# Exercise
Your copy of the material below should match it exactly, except that it holds no pictures.

* BEGIN Extracted information *

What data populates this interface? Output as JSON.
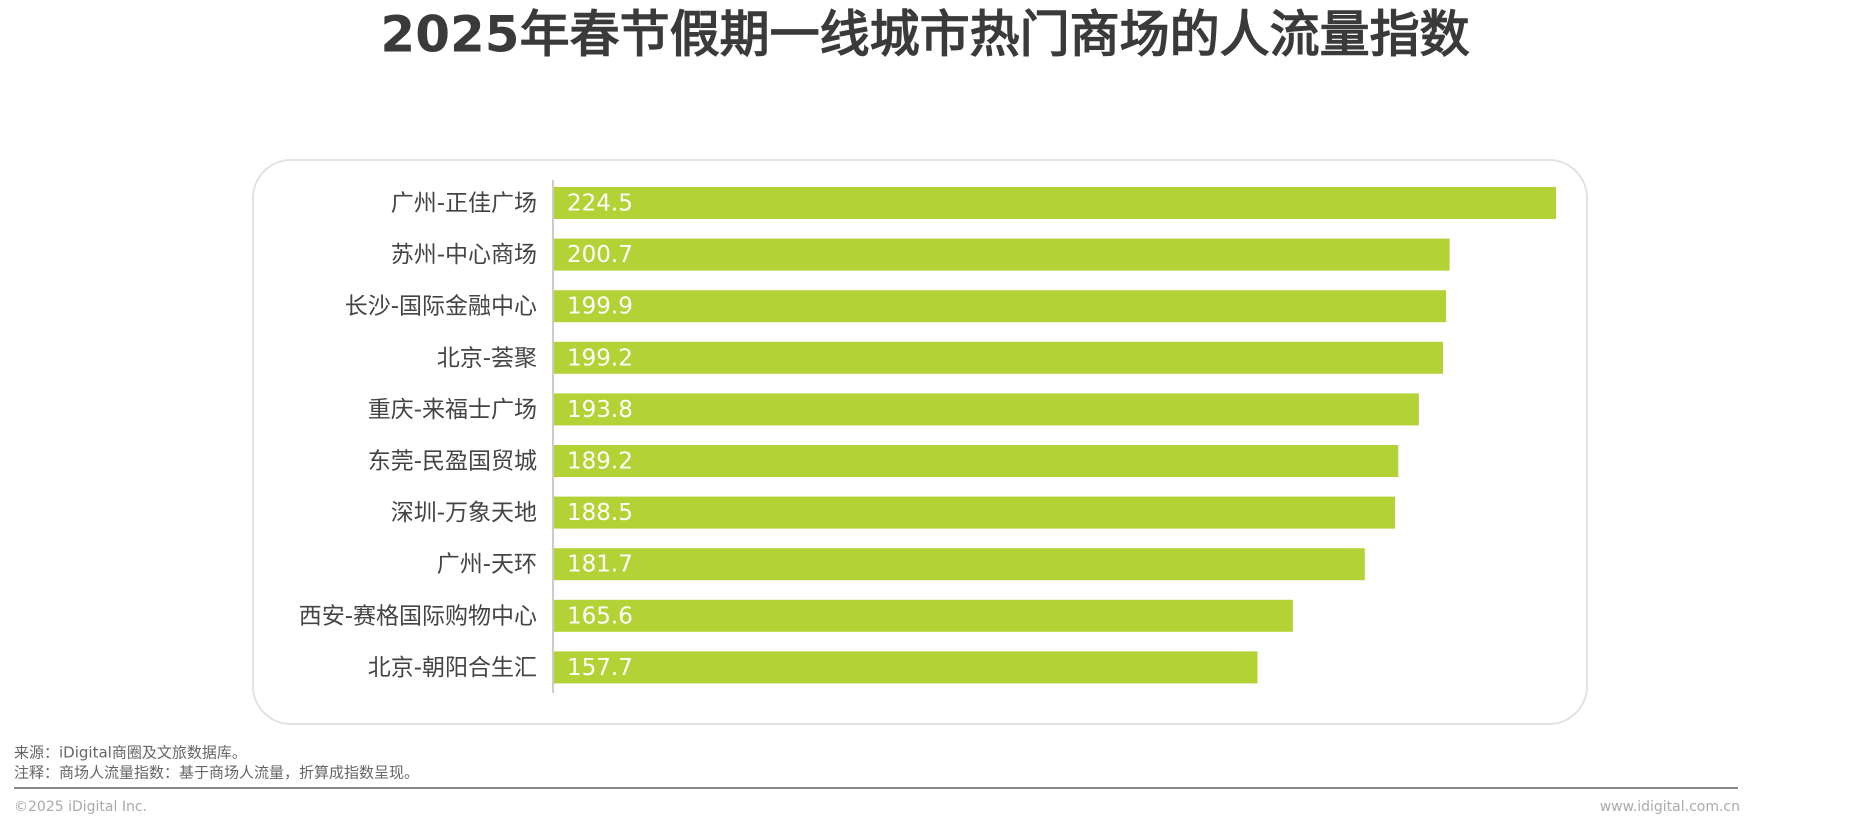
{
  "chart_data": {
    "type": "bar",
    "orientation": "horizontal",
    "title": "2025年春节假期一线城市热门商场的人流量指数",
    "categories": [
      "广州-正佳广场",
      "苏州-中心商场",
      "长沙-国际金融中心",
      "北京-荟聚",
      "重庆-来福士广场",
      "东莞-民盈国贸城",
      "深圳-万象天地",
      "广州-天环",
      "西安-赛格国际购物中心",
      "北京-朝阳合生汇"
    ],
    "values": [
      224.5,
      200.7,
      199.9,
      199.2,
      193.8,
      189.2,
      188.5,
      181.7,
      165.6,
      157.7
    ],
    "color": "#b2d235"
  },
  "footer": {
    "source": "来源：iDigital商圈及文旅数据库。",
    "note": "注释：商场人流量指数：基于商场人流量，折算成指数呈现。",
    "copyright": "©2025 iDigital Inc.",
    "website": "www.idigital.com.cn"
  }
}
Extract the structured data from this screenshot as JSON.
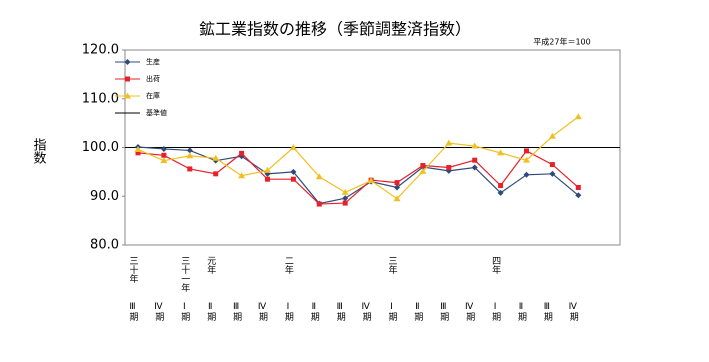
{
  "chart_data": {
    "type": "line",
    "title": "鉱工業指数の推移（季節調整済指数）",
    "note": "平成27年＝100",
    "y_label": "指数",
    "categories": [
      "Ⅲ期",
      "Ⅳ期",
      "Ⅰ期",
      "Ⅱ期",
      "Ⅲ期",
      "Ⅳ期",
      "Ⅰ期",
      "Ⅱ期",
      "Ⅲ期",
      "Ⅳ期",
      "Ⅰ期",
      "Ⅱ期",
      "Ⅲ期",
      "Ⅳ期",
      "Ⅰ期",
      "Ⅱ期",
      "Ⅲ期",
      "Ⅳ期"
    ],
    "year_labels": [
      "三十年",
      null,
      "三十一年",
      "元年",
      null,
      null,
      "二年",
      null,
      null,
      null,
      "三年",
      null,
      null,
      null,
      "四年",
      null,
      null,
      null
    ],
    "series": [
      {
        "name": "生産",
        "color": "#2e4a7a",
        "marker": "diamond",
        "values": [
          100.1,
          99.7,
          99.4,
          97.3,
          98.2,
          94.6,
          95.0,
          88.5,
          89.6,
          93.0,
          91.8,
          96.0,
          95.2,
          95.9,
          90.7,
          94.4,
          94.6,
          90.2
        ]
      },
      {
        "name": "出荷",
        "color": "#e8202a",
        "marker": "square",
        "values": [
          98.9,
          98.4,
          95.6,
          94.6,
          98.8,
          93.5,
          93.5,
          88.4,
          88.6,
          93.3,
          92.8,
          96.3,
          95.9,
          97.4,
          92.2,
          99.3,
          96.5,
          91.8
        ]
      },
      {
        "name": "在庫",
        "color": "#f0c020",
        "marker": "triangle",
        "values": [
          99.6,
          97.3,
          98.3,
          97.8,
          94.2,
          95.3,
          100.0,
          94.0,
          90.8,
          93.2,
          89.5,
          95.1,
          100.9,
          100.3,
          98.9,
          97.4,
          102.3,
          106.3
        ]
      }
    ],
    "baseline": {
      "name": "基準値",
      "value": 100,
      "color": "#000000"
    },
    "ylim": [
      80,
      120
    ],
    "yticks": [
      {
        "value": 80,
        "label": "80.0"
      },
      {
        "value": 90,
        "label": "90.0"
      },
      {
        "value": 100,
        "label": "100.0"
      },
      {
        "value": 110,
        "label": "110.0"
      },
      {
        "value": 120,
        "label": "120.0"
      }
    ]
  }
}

* END Extracted information *

# Full output
What data populates this interface? Output as JSON.
{
  "chart_data": {
    "type": "bar",
    "orientation": "horizontal",
    "title": "2025年春节假期一线城市热门商场的人流量指数",
    "categories": [
      "广州-正佳广场",
      "苏州-中心商场",
      "长沙-国际金融中心",
      "北京-荟聚",
      "重庆-来福士广场",
      "东莞-民盈国贸城",
      "深圳-万象天地",
      "广州-天环",
      "西安-赛格国际购物中心",
      "北京-朝阳合生汇"
    ],
    "values": [
      224.5,
      200.7,
      199.9,
      199.2,
      193.8,
      189.2,
      188.5,
      181.7,
      165.6,
      157.7
    ],
    "color": "#b2d235"
  },
  "footer": {
    "source": "来源：iDigital商圈及文旅数据库。",
    "note": "注释：商场人流量指数：基于商场人流量，折算成指数呈现。",
    "copyright": "©2025 iDigital Inc.",
    "website": "www.idigital.com.cn"
  }
}
Extract the structured data from this screenshot as JSON.
{
  "chart_data": {
    "type": "line",
    "title": "鉱工業指数の推移（季節調整済指数）",
    "note": "平成27年＝100",
    "y_label": "指数",
    "categories": [
      "Ⅲ期",
      "Ⅳ期",
      "Ⅰ期",
      "Ⅱ期",
      "Ⅲ期",
      "Ⅳ期",
      "Ⅰ期",
      "Ⅱ期",
      "Ⅲ期",
      "Ⅳ期",
      "Ⅰ期",
      "Ⅱ期",
      "Ⅲ期",
      "Ⅳ期",
      "Ⅰ期",
      "Ⅱ期",
      "Ⅲ期",
      "Ⅳ期"
    ],
    "year_labels": [
      "三十年",
      null,
      "三十一年",
      "元年",
      null,
      null,
      "二年",
      null,
      null,
      null,
      "三年",
      null,
      null,
      null,
      "四年",
      null,
      null,
      null
    ],
    "series": [
      {
        "name": "生産",
        "color": "#2e4a7a",
        "marker": "diamond",
        "values": [
          100.1,
          99.7,
          99.4,
          97.3,
          98.2,
          94.6,
          95.0,
          88.5,
          89.6,
          93.0,
          91.8,
          96.0,
          95.2,
          95.9,
          90.7,
          94.4,
          94.6,
          90.2
        ]
      },
      {
        "name": "出荷",
        "color": "#e8202a",
        "marker": "square",
        "values": [
          98.9,
          98.4,
          95.6,
          94.6,
          98.8,
          93.5,
          93.5,
          88.4,
          88.6,
          93.3,
          92.8,
          96.3,
          95.9,
          97.4,
          92.2,
          99.3,
          96.5,
          91.8
        ]
      },
      {
        "name": "在庫",
        "color": "#f0c020",
        "marker": "triangle",
        "values": [
          99.6,
          97.3,
          98.3,
          97.8,
          94.2,
          95.3,
          100.0,
          94.0,
          90.8,
          93.2,
          89.5,
          95.1,
          100.9,
          100.3,
          98.9,
          97.4,
          102.3,
          106.3
        ]
      }
    ],
    "baseline": {
      "name": "基準値",
      "value": 100,
      "color": "#000000"
    },
    "ylim": [
      80,
      120
    ],
    "yticks": [
      {
        "value": 80,
        "label": "80.0"
      },
      {
        "value": 90,
        "label": "90.0"
      },
      {
        "value": 100,
        "label": "100.0"
      },
      {
        "value": 110,
        "label": "110.0"
      },
      {
        "value": 120,
        "label": "120.0"
      }
    ]
  }
}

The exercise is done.